WHAT YOU NEED TO DO -
Identify all lines in the listing that include the word "AMERICA", and copy them out.

BEGIN DATA SHOWN

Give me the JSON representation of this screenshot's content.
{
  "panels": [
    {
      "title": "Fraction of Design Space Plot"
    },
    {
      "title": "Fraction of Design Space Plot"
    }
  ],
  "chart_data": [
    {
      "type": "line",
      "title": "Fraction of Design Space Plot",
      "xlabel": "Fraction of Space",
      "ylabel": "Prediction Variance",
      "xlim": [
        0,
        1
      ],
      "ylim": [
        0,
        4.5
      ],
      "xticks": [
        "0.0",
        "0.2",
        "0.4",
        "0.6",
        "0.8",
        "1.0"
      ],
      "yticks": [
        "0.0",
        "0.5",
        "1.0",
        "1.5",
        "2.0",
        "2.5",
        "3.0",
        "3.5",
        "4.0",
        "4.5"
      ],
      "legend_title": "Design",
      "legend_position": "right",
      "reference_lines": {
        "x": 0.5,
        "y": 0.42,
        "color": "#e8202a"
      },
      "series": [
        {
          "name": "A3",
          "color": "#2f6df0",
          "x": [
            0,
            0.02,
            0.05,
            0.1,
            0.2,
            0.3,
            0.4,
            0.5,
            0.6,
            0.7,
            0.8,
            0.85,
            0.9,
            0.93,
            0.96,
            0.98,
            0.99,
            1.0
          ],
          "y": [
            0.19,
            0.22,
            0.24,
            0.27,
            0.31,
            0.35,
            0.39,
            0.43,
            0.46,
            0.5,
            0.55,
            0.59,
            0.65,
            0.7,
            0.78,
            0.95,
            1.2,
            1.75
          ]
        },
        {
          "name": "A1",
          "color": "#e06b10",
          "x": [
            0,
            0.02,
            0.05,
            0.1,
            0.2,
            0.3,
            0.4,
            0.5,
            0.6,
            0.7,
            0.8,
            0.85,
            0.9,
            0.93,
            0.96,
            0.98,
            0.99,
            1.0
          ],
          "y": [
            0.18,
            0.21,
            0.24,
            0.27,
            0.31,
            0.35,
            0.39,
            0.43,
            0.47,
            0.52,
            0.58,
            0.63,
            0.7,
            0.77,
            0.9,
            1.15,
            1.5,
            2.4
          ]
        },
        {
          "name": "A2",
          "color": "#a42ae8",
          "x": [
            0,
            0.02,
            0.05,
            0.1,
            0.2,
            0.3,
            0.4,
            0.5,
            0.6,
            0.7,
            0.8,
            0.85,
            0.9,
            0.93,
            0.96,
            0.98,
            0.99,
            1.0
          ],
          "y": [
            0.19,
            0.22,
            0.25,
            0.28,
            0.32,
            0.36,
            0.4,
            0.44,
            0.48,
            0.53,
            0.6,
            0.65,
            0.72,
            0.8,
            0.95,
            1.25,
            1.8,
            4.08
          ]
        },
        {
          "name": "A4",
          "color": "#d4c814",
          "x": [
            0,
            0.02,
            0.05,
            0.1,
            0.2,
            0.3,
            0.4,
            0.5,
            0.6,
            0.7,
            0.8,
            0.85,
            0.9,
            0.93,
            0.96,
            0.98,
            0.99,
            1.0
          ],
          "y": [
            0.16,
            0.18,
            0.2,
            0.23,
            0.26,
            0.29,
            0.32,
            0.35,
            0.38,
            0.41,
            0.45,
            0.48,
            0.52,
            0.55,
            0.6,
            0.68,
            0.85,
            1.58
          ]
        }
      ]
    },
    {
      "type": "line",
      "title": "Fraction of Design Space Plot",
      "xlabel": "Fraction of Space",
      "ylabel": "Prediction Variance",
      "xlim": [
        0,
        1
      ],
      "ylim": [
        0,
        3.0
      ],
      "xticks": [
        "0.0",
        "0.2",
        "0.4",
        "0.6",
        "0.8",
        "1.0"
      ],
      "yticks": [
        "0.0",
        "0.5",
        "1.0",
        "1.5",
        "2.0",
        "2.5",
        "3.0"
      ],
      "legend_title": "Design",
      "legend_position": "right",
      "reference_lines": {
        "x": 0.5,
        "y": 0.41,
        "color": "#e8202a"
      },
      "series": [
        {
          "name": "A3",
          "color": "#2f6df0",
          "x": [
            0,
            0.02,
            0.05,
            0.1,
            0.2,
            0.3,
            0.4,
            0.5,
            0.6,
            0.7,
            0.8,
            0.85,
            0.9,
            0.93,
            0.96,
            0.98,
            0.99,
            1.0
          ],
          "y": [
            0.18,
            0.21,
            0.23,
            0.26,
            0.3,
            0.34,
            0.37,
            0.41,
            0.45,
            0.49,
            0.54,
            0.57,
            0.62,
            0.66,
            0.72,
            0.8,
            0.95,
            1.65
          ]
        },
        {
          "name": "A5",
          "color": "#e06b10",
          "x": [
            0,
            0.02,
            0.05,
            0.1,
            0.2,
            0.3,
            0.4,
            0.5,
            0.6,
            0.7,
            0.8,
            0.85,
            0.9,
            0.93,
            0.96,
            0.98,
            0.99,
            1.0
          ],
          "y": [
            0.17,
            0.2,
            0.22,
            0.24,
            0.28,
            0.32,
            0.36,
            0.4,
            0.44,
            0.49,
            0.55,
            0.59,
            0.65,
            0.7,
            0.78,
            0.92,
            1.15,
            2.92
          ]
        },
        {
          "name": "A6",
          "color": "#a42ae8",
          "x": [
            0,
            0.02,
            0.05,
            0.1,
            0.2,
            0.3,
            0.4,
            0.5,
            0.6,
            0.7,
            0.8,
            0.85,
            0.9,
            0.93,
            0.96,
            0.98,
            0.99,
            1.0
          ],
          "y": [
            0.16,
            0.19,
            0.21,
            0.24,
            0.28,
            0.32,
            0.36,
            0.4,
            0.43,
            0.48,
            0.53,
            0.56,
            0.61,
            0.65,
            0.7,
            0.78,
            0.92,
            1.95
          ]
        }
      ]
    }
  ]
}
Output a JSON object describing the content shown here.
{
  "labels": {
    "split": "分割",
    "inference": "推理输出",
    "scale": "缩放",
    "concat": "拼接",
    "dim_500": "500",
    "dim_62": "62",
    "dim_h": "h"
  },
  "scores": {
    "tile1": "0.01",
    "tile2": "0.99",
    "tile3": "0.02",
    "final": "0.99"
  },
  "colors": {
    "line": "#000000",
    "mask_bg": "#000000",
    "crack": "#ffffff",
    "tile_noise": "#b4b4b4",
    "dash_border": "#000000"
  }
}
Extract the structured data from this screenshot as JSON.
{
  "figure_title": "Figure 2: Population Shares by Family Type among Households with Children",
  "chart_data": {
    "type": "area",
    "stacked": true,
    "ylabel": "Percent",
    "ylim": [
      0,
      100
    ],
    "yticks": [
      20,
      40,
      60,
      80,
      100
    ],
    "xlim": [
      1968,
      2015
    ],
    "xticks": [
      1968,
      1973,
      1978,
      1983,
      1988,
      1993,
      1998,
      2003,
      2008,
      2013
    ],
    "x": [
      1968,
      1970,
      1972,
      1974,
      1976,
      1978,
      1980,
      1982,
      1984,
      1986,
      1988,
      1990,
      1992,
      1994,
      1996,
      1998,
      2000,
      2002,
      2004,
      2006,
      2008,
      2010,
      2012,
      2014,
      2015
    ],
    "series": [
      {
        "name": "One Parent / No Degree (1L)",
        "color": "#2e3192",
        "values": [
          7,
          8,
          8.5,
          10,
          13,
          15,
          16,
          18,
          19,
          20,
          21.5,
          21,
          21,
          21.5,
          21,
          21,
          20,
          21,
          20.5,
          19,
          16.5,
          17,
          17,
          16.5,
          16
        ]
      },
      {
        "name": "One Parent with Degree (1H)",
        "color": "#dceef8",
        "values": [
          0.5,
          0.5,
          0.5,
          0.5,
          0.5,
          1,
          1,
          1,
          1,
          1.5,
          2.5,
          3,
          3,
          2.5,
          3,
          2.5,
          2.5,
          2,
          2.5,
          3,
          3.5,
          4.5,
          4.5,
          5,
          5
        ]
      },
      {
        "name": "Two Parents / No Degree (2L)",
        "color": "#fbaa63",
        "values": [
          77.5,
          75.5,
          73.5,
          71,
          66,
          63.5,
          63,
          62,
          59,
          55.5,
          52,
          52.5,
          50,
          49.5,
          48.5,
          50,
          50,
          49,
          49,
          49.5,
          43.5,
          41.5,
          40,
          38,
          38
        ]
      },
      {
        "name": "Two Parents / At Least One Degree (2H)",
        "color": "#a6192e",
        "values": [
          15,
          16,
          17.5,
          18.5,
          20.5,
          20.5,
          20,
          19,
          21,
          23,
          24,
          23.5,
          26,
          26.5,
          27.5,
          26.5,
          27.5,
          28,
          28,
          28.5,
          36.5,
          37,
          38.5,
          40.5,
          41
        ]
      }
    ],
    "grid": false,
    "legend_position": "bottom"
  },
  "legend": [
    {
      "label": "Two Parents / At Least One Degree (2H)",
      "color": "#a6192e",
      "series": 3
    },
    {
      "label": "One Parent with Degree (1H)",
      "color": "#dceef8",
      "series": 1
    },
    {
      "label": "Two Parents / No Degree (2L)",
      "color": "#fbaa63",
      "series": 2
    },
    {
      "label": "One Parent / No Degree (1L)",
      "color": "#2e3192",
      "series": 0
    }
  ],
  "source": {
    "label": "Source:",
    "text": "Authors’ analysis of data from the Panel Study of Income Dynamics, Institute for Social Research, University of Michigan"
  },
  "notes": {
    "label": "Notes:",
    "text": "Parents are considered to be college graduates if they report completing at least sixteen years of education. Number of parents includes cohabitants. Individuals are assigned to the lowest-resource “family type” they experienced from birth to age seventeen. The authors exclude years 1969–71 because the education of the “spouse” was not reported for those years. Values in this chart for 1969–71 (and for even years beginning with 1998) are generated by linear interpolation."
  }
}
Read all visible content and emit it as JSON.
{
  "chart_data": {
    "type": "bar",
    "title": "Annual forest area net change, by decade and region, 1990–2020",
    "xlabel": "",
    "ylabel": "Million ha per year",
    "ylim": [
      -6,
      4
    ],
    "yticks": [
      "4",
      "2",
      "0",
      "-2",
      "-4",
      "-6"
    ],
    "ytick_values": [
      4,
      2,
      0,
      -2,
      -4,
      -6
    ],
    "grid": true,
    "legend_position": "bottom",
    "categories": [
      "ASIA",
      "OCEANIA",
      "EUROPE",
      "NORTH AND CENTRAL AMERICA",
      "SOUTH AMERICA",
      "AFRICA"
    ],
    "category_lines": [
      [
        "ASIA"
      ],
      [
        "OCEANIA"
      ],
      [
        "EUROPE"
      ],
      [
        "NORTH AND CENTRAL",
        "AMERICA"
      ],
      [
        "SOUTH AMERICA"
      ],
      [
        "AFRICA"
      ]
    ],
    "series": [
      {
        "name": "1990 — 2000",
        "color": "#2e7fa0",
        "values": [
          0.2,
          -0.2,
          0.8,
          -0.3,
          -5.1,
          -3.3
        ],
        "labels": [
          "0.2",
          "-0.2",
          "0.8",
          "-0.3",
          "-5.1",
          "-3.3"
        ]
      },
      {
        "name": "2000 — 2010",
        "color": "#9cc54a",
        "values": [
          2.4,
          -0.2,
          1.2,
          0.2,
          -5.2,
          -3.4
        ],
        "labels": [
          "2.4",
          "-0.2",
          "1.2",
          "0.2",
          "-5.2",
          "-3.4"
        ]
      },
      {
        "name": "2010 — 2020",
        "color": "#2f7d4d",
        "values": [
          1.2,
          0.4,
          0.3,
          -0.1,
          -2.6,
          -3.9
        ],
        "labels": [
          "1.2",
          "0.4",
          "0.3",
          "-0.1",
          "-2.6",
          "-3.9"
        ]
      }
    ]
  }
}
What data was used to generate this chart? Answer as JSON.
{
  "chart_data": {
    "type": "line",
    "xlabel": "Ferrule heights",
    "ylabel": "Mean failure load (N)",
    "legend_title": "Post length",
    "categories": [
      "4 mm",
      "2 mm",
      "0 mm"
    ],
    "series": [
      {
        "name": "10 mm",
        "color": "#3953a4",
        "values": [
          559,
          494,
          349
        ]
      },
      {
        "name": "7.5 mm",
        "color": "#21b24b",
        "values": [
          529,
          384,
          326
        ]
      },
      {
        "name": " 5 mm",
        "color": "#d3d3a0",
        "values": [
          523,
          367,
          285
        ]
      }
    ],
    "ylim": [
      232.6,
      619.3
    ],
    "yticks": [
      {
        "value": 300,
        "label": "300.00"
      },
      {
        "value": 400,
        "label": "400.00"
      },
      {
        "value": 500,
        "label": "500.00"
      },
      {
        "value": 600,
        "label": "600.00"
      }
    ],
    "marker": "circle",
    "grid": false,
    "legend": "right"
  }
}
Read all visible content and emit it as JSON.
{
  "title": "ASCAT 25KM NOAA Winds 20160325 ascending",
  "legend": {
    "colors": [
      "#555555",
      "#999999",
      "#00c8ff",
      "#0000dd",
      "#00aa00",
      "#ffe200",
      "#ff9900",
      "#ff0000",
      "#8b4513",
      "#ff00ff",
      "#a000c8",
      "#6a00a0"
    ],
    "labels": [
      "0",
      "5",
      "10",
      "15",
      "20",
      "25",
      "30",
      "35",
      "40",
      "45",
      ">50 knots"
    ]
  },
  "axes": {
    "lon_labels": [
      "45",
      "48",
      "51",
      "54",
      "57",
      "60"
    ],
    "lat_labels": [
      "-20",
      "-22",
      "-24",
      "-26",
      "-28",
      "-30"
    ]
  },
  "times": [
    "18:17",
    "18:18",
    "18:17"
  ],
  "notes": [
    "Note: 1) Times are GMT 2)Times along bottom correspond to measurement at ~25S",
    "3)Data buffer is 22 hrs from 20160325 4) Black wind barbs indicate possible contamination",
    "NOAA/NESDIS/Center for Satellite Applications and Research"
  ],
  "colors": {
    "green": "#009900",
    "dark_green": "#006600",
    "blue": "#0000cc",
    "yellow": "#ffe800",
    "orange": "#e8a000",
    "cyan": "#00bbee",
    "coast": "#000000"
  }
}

END DATA SHOWN

SOLUTION FOR THIS TASK -
      "NORTH AND CENTRAL AMERICA",
      "SOUTH AMERICA",
        "AMERICA"
        "SOUTH AMERICA"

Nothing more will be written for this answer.